╭─ Dataset entries

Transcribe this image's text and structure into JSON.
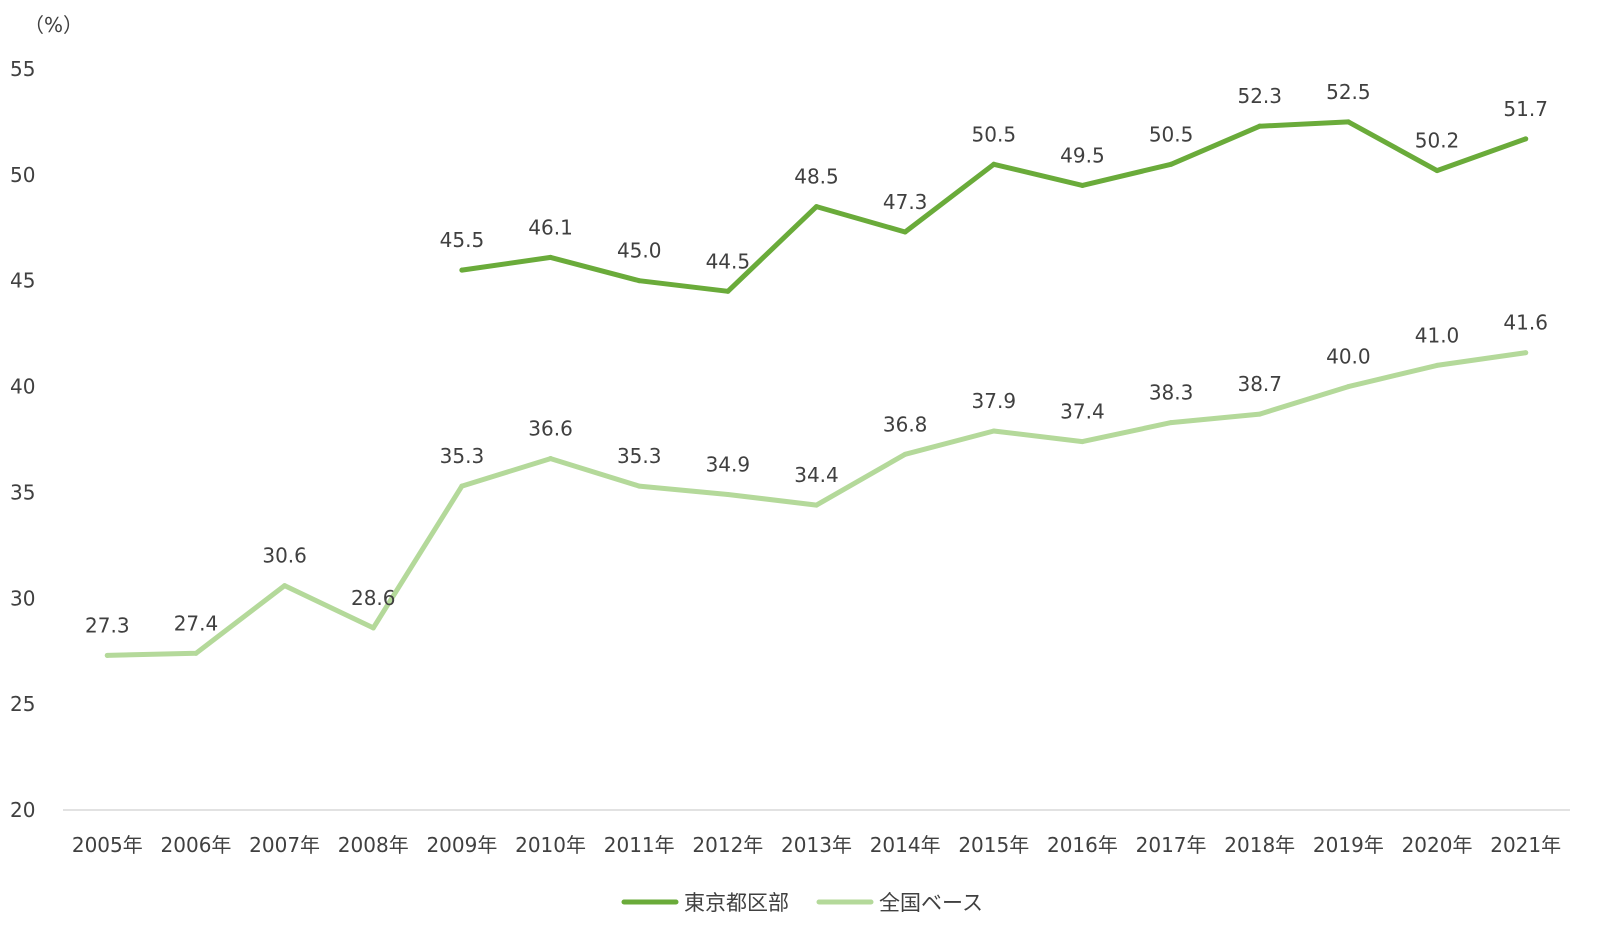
{
  "chart_data": {
    "type": "line",
    "unit_label": "（%）",
    "categories": [
      "2005年",
      "2006年",
      "2007年",
      "2008年",
      "2009年",
      "2010年",
      "2011年",
      "2012年",
      "2013年",
      "2014年",
      "2015年",
      "2016年",
      "2017年",
      "2018年",
      "2019年",
      "2020年",
      "2021年"
    ],
    "series": [
      {
        "name": "東京都区部",
        "color": "#6aab3a",
        "values": [
          null,
          null,
          null,
          null,
          45.5,
          46.1,
          45.0,
          44.5,
          48.5,
          47.3,
          50.5,
          49.5,
          50.5,
          52.3,
          52.5,
          50.2,
          51.7
        ],
        "labels": [
          "",
          "",
          "",
          "",
          "45.5",
          "46.1",
          "45.0",
          "44.5",
          "48.5",
          "47.3",
          "50.5",
          "49.5",
          "50.5",
          "52.3",
          "52.5",
          "50.2",
          "51.7"
        ]
      },
      {
        "name": "全国ベース",
        "color": "#b4d99a",
        "values": [
          27.3,
          27.4,
          30.6,
          28.6,
          35.3,
          36.6,
          35.3,
          34.9,
          34.4,
          36.8,
          37.9,
          37.4,
          38.3,
          38.7,
          40.0,
          41.0,
          41.6
        ],
        "labels": [
          "27.3",
          "27.4",
          "30.6",
          "28.6",
          "35.3",
          "36.6",
          "35.3",
          "34.9",
          "34.4",
          "36.8",
          "37.9",
          "37.4",
          "38.3",
          "38.7",
          "40.0",
          "41.0",
          "41.6"
        ]
      }
    ],
    "ylim": [
      20,
      55
    ],
    "yticks": [
      "20",
      "25",
      "30",
      "35",
      "40",
      "45",
      "50",
      "55"
    ],
    "grid": false,
    "legend": "bottom"
  }
}
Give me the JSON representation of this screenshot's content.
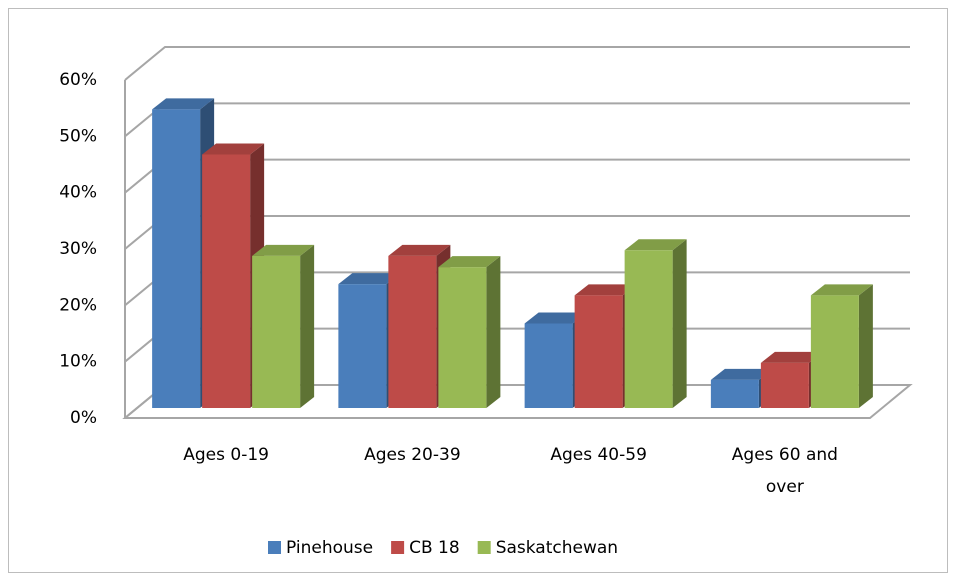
{
  "chart_data": {
    "type": "bar3d",
    "categories": [
      "Ages 0-19",
      "Ages 20-39",
      "Ages 40-59",
      "Ages 60 and over"
    ],
    "series": [
      {
        "name": "Pinehouse",
        "color": "#4a7ebb",
        "values": [
          53,
          22,
          15,
          5
        ]
      },
      {
        "name": "CB 18",
        "color": "#be4b48",
        "values": [
          45,
          27,
          20,
          8
        ]
      },
      {
        "name": "Saskatchewan",
        "color": "#98b954",
        "values": [
          27,
          25,
          28,
          20
        ]
      }
    ],
    "ylim": [
      0,
      60
    ],
    "yticks": [
      {
        "value": 0,
        "label": "0%"
      },
      {
        "value": 10,
        "label": "10%"
      },
      {
        "value": 20,
        "label": "20%"
      },
      {
        "value": 30,
        "label": "30%"
      },
      {
        "value": 40,
        "label": "40%"
      },
      {
        "value": 50,
        "label": "50%"
      },
      {
        "value": 60,
        "label": "60%"
      }
    ],
    "grid": true,
    "legend": "bottom"
  }
}
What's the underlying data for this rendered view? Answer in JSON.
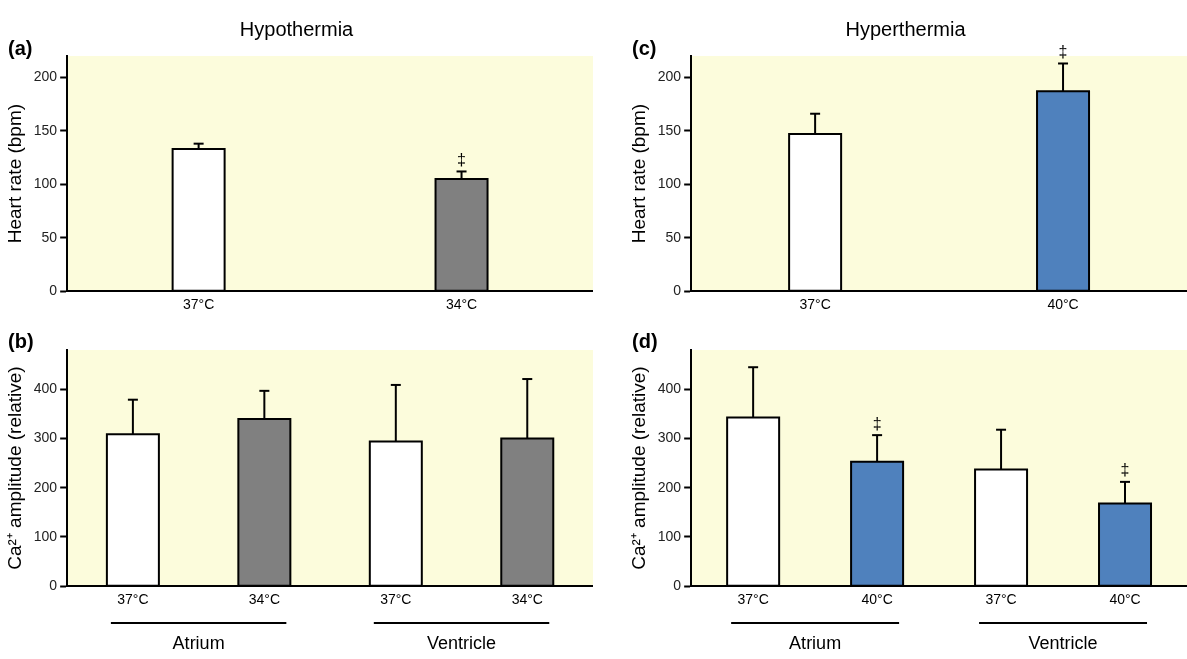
{
  "chart_data": [
    {
      "type": "bar",
      "title": "Hypothermia",
      "ylabel": "Heart rate (bpm)",
      "categories": [
        "37°C",
        "34°C"
      ],
      "values": [
        133,
        105
      ],
      "colors": [
        "#ffffff",
        "#808080"
      ],
      "errors": [
        [
          133,
          138
        ],
        [
          105,
          112
        ]
      ],
      "ylim": [
        0,
        220
      ],
      "yticks": [
        0,
        50,
        100,
        150,
        200
      ],
      "grid": false,
      "legend": false,
      "annotations": [
        "(a)",
        {
          "text": "‡",
          "x": "34°C",
          "y": 112
        }
      ]
    },
    {
      "type": "bar",
      "title": "Hyperthermia",
      "ylabel": "Heart rate (bpm)",
      "categories": [
        "37°C",
        "40°C"
      ],
      "values": [
        147,
        187
      ],
      "colors": [
        "#ffffff",
        "#4f81bd"
      ],
      "errors": [
        [
          147,
          166
        ],
        [
          187,
          213
        ]
      ],
      "ylim": [
        0,
        220
      ],
      "yticks": [
        0,
        50,
        100,
        150,
        200
      ],
      "grid": false,
      "legend": false,
      "annotations": [
        "(c)",
        {
          "text": "‡",
          "x": "40°C",
          "y": 213
        }
      ]
    },
    {
      "type": "bar",
      "ylabel": "Ca²⁺ amplitude (relative)",
      "categories": [
        "37°C",
        "34°C",
        "37°C",
        "34°C"
      ],
      "values": [
        309,
        340,
        294,
        300
      ],
      "colors": [
        "#ffffff",
        "#808080",
        "#ffffff",
        "#808080"
      ],
      "errors": [
        [
          309,
          379
        ],
        [
          340,
          397
        ],
        [
          294,
          409
        ],
        [
          300,
          421
        ]
      ],
      "ylim": [
        0,
        480
      ],
      "yticks": [
        0,
        100,
        200,
        300,
        400
      ],
      "grid": false,
      "legend": false,
      "annotations": [
        "(b)",
        "Atrium",
        "Ventricle"
      ]
    },
    {
      "type": "bar",
      "ylabel": "Ca²⁺ amplitude (relative)",
      "categories": [
        "37°C",
        "40°C",
        "37°C",
        "40°C"
      ],
      "values": [
        343,
        253,
        237,
        168
      ],
      "colors": [
        "#ffffff",
        "#4f81bd",
        "#ffffff",
        "#4f81bd"
      ],
      "errors": [
        [
          343,
          445
        ],
        [
          253,
          307
        ],
        [
          237,
          318
        ],
        [
          168,
          212
        ]
      ],
      "ylim": [
        0,
        480
      ],
      "yticks": [
        0,
        100,
        200,
        300,
        400
      ],
      "grid": false,
      "legend": false,
      "annotations": [
        "(d)",
        "Atrium",
        "Ventricle",
        {
          "text": "‡",
          "x": "40°C",
          "y": 307
        },
        "‡"
      ]
    }
  ]
}
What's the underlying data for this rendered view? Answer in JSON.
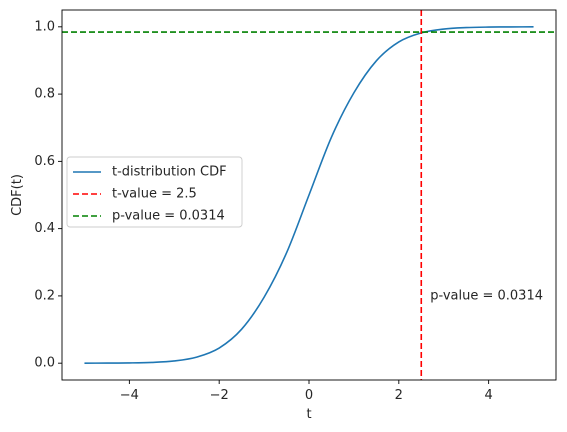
{
  "chart_data": {
    "type": "line",
    "title": "",
    "xlabel": "t",
    "ylabel": "CDF(t)",
    "xlim": [
      -5.5,
      5.5
    ],
    "ylim": [
      -0.05,
      1.05
    ],
    "xticks": [
      -4,
      -2,
      0,
      2,
      4
    ],
    "xtick_labels": [
      "−4",
      "−2",
      "0",
      "2",
      "4"
    ],
    "yticks": [
      0.0,
      0.2,
      0.4,
      0.6,
      0.8,
      1.0
    ],
    "ytick_labels": [
      "0.0",
      "0.2",
      "0.4",
      "0.6",
      "0.8",
      "1.0"
    ],
    "grid": false,
    "legend_position": "center-left",
    "series": [
      {
        "name": "t-distribution CDF",
        "color": "#1f77b4",
        "style": "solid",
        "x": [
          -5.0,
          -4.5,
          -4.0,
          -3.5,
          -3.0,
          -2.5,
          -2.0,
          -1.5,
          -1.0,
          -0.5,
          0.0,
          0.5,
          1.0,
          1.5,
          2.0,
          2.5,
          3.0,
          3.5,
          4.0,
          4.5,
          5.0
        ],
        "y": [
          0.0001,
          0.0003,
          0.0008,
          0.0023,
          0.0066,
          0.018,
          0.045,
          0.101,
          0.196,
          0.328,
          0.5,
          0.672,
          0.804,
          0.899,
          0.955,
          0.982,
          0.9934,
          0.9977,
          0.9992,
          0.9997,
          0.9999
        ]
      }
    ],
    "reference_lines": [
      {
        "name": "t-value = 2.5",
        "orientation": "vertical",
        "value": 2.5,
        "color": "#ff0000",
        "style": "dashed"
      },
      {
        "name": "p-value = 0.0314",
        "orientation": "horizontal",
        "value": 0.9843,
        "color": "#008000",
        "style": "dashed"
      }
    ],
    "annotations": [
      {
        "text": "p-value = 0.0314",
        "x": 2.7,
        "y": 0.2,
        "color": "#008000"
      }
    ]
  }
}
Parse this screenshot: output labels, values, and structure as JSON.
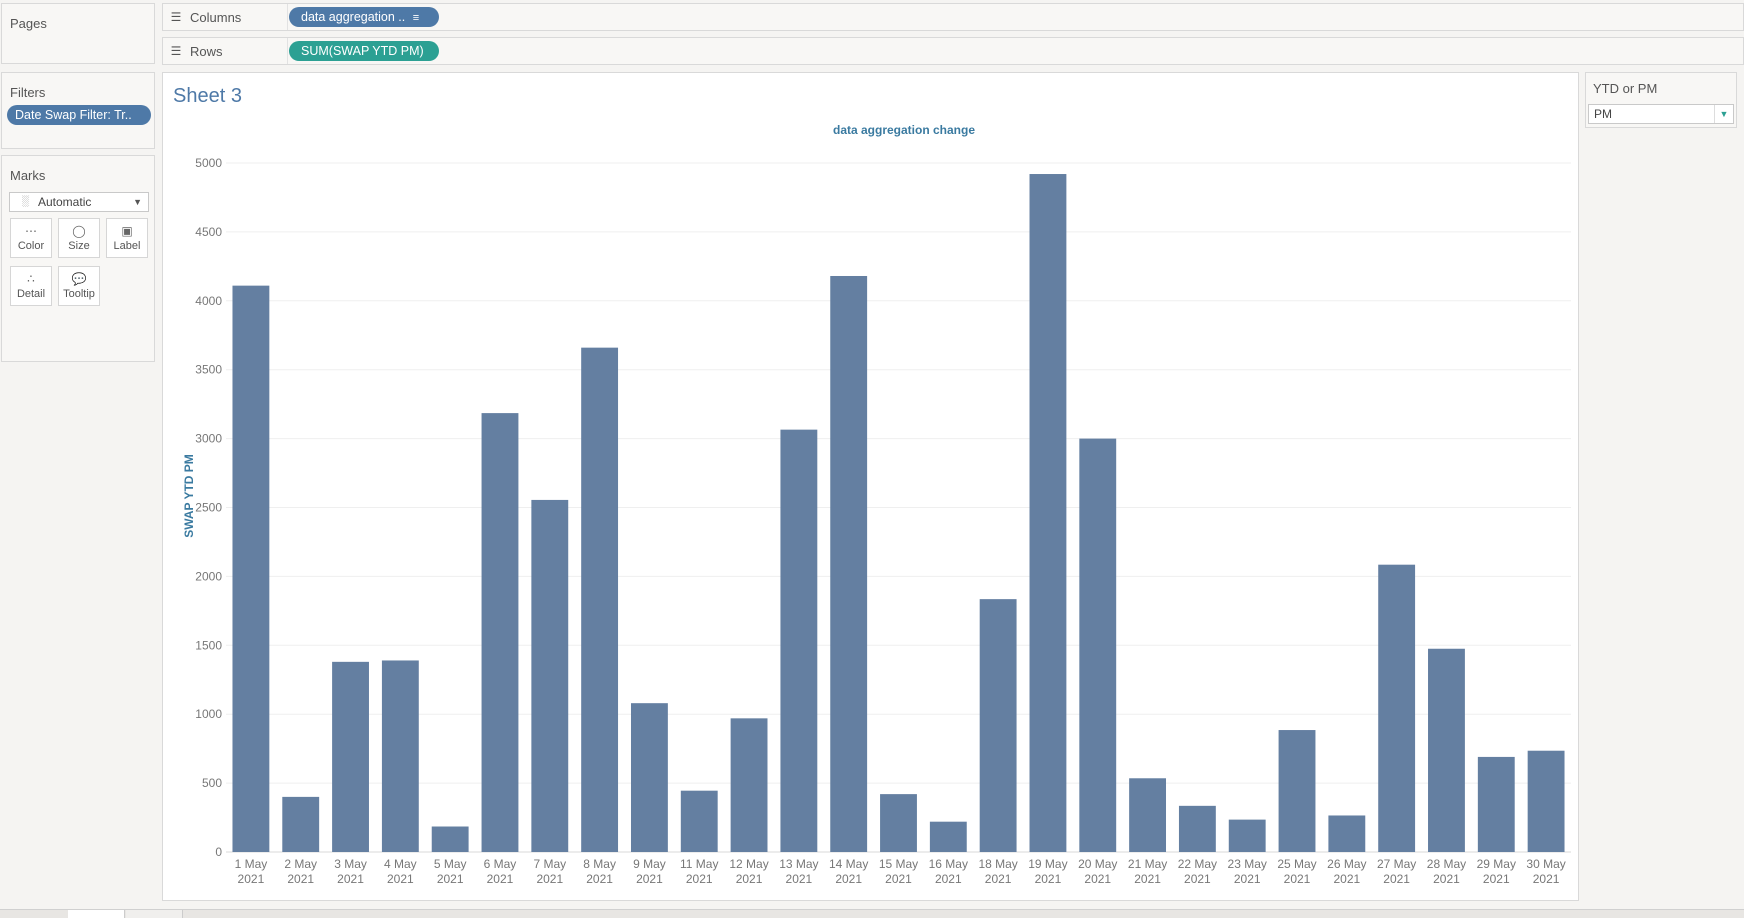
{
  "shelves": {
    "pages_label": "Pages",
    "columns_label": "Columns",
    "columns_pill": "data aggregation ..",
    "rows_label": "Rows",
    "rows_pill": "SUM(SWAP YTD PM)"
  },
  "filters": {
    "title": "Filters",
    "pill": "Date Swap Filter: Tr.."
  },
  "marks": {
    "title": "Marks",
    "mark_type": "Automatic",
    "buttons": [
      "Color",
      "Size",
      "Label",
      "Detail",
      "Tooltip"
    ]
  },
  "parameter": {
    "title": "YTD or PM",
    "value": "PM"
  },
  "sheet": {
    "title": "Sheet 3"
  },
  "colors": {
    "bar": "#647fa1",
    "title": "#4e79a7",
    "pill_blue": "#4e79a7",
    "pill_green": "#2ca093"
  },
  "chart_data": {
    "type": "bar",
    "title": "data aggregation change",
    "xlabel": "",
    "ylabel": "SWAP YTD PM",
    "ylim": [
      0,
      5000
    ],
    "yticks": [
      0,
      500,
      1000,
      1500,
      2000,
      2500,
      3000,
      3500,
      4000,
      4500,
      5000
    ],
    "categories": [
      "1 May 2021",
      "2 May 2021",
      "3 May 2021",
      "4 May 2021",
      "5 May 2021",
      "6 May 2021",
      "7 May 2021",
      "8 May 2021",
      "9 May 2021",
      "11 May 2021",
      "12 May 2021",
      "13 May 2021",
      "14 May 2021",
      "15 May 2021",
      "16 May 2021",
      "18 May 2021",
      "19 May 2021",
      "20 May 2021",
      "21 May 2021",
      "22 May 2021",
      "23 May 2021",
      "25 May 2021",
      "26 May 2021",
      "27 May 2021",
      "28 May 2021",
      "29 May 2021",
      "30 May 2021"
    ],
    "values": [
      4110,
      400,
      1380,
      1390,
      185,
      3185,
      2555,
      3660,
      1080,
      445,
      970,
      3065,
      4180,
      420,
      220,
      1835,
      4920,
      3000,
      535,
      335,
      235,
      885,
      265,
      2085,
      1475,
      690,
      735
    ],
    "grid": true
  }
}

╰─

### Set task
From the data above, copy each line where the string "name" appears.

### Task answer
        "name": "東京都区部",
        "name": "全国ベース",
        "name": "Pinehouse",
        "name": "CB 18",
        "name": "Saskatchewan",
        "name": "t-distribution CDF",
        "name": "t-value = 2.5",
        "name": "p-value = 0.0314",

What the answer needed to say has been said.